*** DATA SHOWN
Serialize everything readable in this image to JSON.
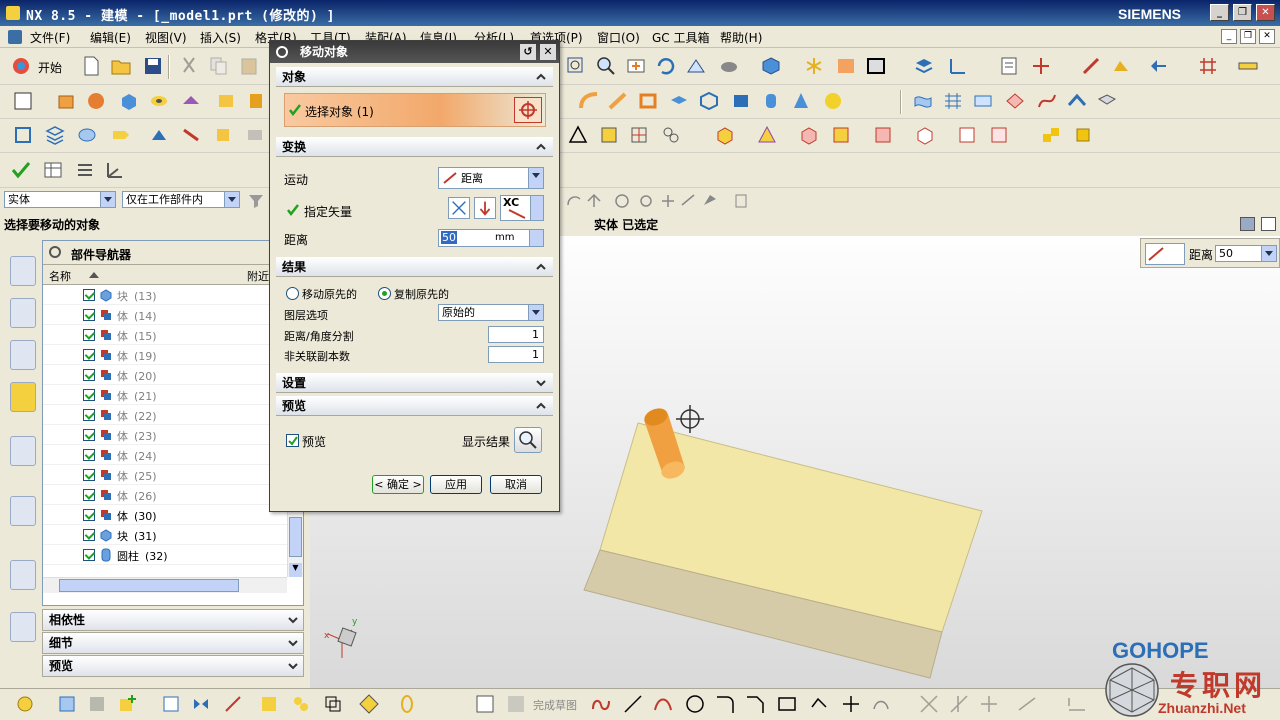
{
  "window": {
    "title": "NX 8.5 - 建模 - [_model1.prt  (修改的) ]",
    "brand": "SIEMENS",
    "buttons": [
      "_",
      "❐",
      "✕"
    ]
  },
  "menubar": {
    "items": [
      "文件(F)",
      "编辑(E)",
      "视图(V)",
      "插入(S)",
      "格式(R)",
      "工具(T)",
      "装配(A)",
      "信息(I)",
      "分析(L)",
      "首选项(P)",
      "窗口(O)",
      "GC 工具箱",
      "帮助(H)"
    ],
    "mdi_buttons": [
      "_",
      "❐",
      "✕"
    ]
  },
  "toolbar": {
    "start_label": "开始"
  },
  "filter": {
    "type_value": "实体",
    "scope_value": "仅在工作部件内"
  },
  "cue": {
    "prompt": "选择要移动的对象",
    "status": "实体 已选定"
  },
  "navigator": {
    "title": "部件导航器",
    "col_name": "名称",
    "col_attach": "附近",
    "rows": [
      {
        "label": "块",
        "num": "(13)",
        "icon": "block",
        "active": false
      },
      {
        "label": "体",
        "num": "(14)",
        "icon": "body",
        "active": false
      },
      {
        "label": "体",
        "num": "(15)",
        "icon": "body",
        "active": false
      },
      {
        "label": "体",
        "num": "(19)",
        "icon": "body",
        "active": false
      },
      {
        "label": "体",
        "num": "(20)",
        "icon": "body",
        "active": false
      },
      {
        "label": "体",
        "num": "(21)",
        "icon": "body",
        "active": false
      },
      {
        "label": "体",
        "num": "(22)",
        "icon": "body",
        "active": false
      },
      {
        "label": "体",
        "num": "(23)",
        "icon": "body",
        "active": false
      },
      {
        "label": "体",
        "num": "(24)",
        "icon": "body",
        "active": false
      },
      {
        "label": "体",
        "num": "(25)",
        "icon": "body",
        "active": false
      },
      {
        "label": "体",
        "num": "(26)",
        "icon": "body",
        "active": false
      },
      {
        "label": "体",
        "num": "(30)",
        "icon": "body",
        "active": true
      },
      {
        "label": "块",
        "num": "(31)",
        "icon": "block",
        "active": true
      },
      {
        "label": "圆柱",
        "num": "(32)",
        "icon": "cylinder",
        "active": true
      }
    ],
    "panels": [
      "相依性",
      "细节",
      "预览"
    ]
  },
  "dialog": {
    "title": "移动对象",
    "sec_object": "对象",
    "select_object": "选择对象 (1)",
    "sec_transform": "变换",
    "motion_label": "运动",
    "motion_value": "距离",
    "vector_label": "指定矢量",
    "vector_value": "XC",
    "distance_label": "距离",
    "distance_value": "50",
    "distance_unit": "mm",
    "sec_result": "结果",
    "move_original": "移动原先的",
    "copy_original": "复制原先的",
    "layer_label": "图层选项",
    "layer_value": "原始的",
    "divisions_label": "距离/角度分割",
    "divisions_value": "1",
    "copies_label": "非关联副本数",
    "copies_value": "1",
    "sec_settings": "设置",
    "sec_preview": "预览",
    "preview_label": "预览",
    "show_result_label": "显示结果",
    "ok_label": "< 确定 >",
    "apply_label": "应用",
    "cancel_label": "取消"
  },
  "onscreen": {
    "distance_label": "距离",
    "distance_value": "50"
  },
  "bottombar": {
    "sketch_label": "完成草图"
  },
  "watermark": {
    "brand": "GOHOPE",
    "cn": "专职网",
    "url": "Zhuanzhi.Net"
  },
  "colors": {
    "accent": "#0a246a",
    "block_top": "#f2e7a6",
    "block_side": "#d6cba9",
    "cylinder": "#f0a040",
    "check": "#21a121"
  }
}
******
### WHAT YOU ARE ASKED TO DO
Set down the lines of the records above exactly, apart from the pictures.

### ANSWER IN FULL
Serialize everything readable in this image to JSON.
{
  "window": {
    "title": "NX 8.5 - 建模 - [_model1.prt  (修改的) ]",
    "brand": "SIEMENS",
    "buttons": [
      "_",
      "❐",
      "✕"
    ]
  },
  "menubar": {
    "items": [
      "文件(F)",
      "编辑(E)",
      "视图(V)",
      "插入(S)",
      "格式(R)",
      "工具(T)",
      "装配(A)",
      "信息(I)",
      "分析(L)",
      "首选项(P)",
      "窗口(O)",
      "GC 工具箱",
      "帮助(H)"
    ],
    "mdi_buttons": [
      "_",
      "❐",
      "✕"
    ]
  },
  "toolbar": {
    "start_label": "开始"
  },
  "filter": {
    "type_value": "实体",
    "scope_value": "仅在工作部件内"
  },
  "cue": {
    "prompt": "选择要移动的对象",
    "status": "实体 已选定"
  },
  "navigator": {
    "title": "部件导航器",
    "col_name": "名称",
    "col_attach": "附近",
    "rows": [
      {
        "label": "块",
        "num": "(13)",
        "icon": "block",
        "active": false
      },
      {
        "label": "体",
        "num": "(14)",
        "icon": "body",
        "active": false
      },
      {
        "label": "体",
        "num": "(15)",
        "icon": "body",
        "active": false
      },
      {
        "label": "体",
        "num": "(19)",
        "icon": "body",
        "active": false
      },
      {
        "label": "体",
        "num": "(20)",
        "icon": "body",
        "active": false
      },
      {
        "label": "体",
        "num": "(21)",
        "icon": "body",
        "active": false
      },
      {
        "label": "体",
        "num": "(22)",
        "icon": "body",
        "active": false
      },
      {
        "label": "体",
        "num": "(23)",
        "icon": "body",
        "active": false
      },
      {
        "label": "体",
        "num": "(24)",
        "icon": "body",
        "active": false
      },
      {
        "label": "体",
        "num": "(25)",
        "icon": "body",
        "active": false
      },
      {
        "label": "体",
        "num": "(26)",
        "icon": "body",
        "active": false
      },
      {
        "label": "体",
        "num": "(30)",
        "icon": "body",
        "active": true
      },
      {
        "label": "块",
        "num": "(31)",
        "icon": "block",
        "active": true
      },
      {
        "label": "圆柱",
        "num": "(32)",
        "icon": "cylinder",
        "active": true
      }
    ],
    "panels": [
      "相依性",
      "细节",
      "预览"
    ]
  },
  "dialog": {
    "title": "移动对象",
    "sec_object": "对象",
    "select_object": "选择对象 (1)",
    "sec_transform": "变换",
    "motion_label": "运动",
    "motion_value": "距离",
    "vector_label": "指定矢量",
    "vector_value": "XC",
    "distance_label": "距离",
    "distance_value": "50",
    "distance_unit": "mm",
    "sec_result": "结果",
    "move_original": "移动原先的",
    "copy_original": "复制原先的",
    "layer_label": "图层选项",
    "layer_value": "原始的",
    "divisions_label": "距离/角度分割",
    "divisions_value": "1",
    "copies_label": "非关联副本数",
    "copies_value": "1",
    "sec_settings": "设置",
    "sec_preview": "预览",
    "preview_label": "预览",
    "show_result_label": "显示结果",
    "ok_label": "< 确定 >",
    "apply_label": "应用",
    "cancel_label": "取消"
  },
  "onscreen": {
    "distance_label": "距离",
    "distance_value": "50"
  },
  "bottombar": {
    "sketch_label": "完成草图"
  },
  "watermark": {
    "brand": "GOHOPE",
    "cn": "专职网",
    "url": "Zhuanzhi.Net"
  },
  "colors": {
    "accent": "#0a246a",
    "block_top": "#f2e7a6",
    "block_side": "#d6cba9",
    "cylinder": "#f0a040",
    "check": "#21a121"
  }
}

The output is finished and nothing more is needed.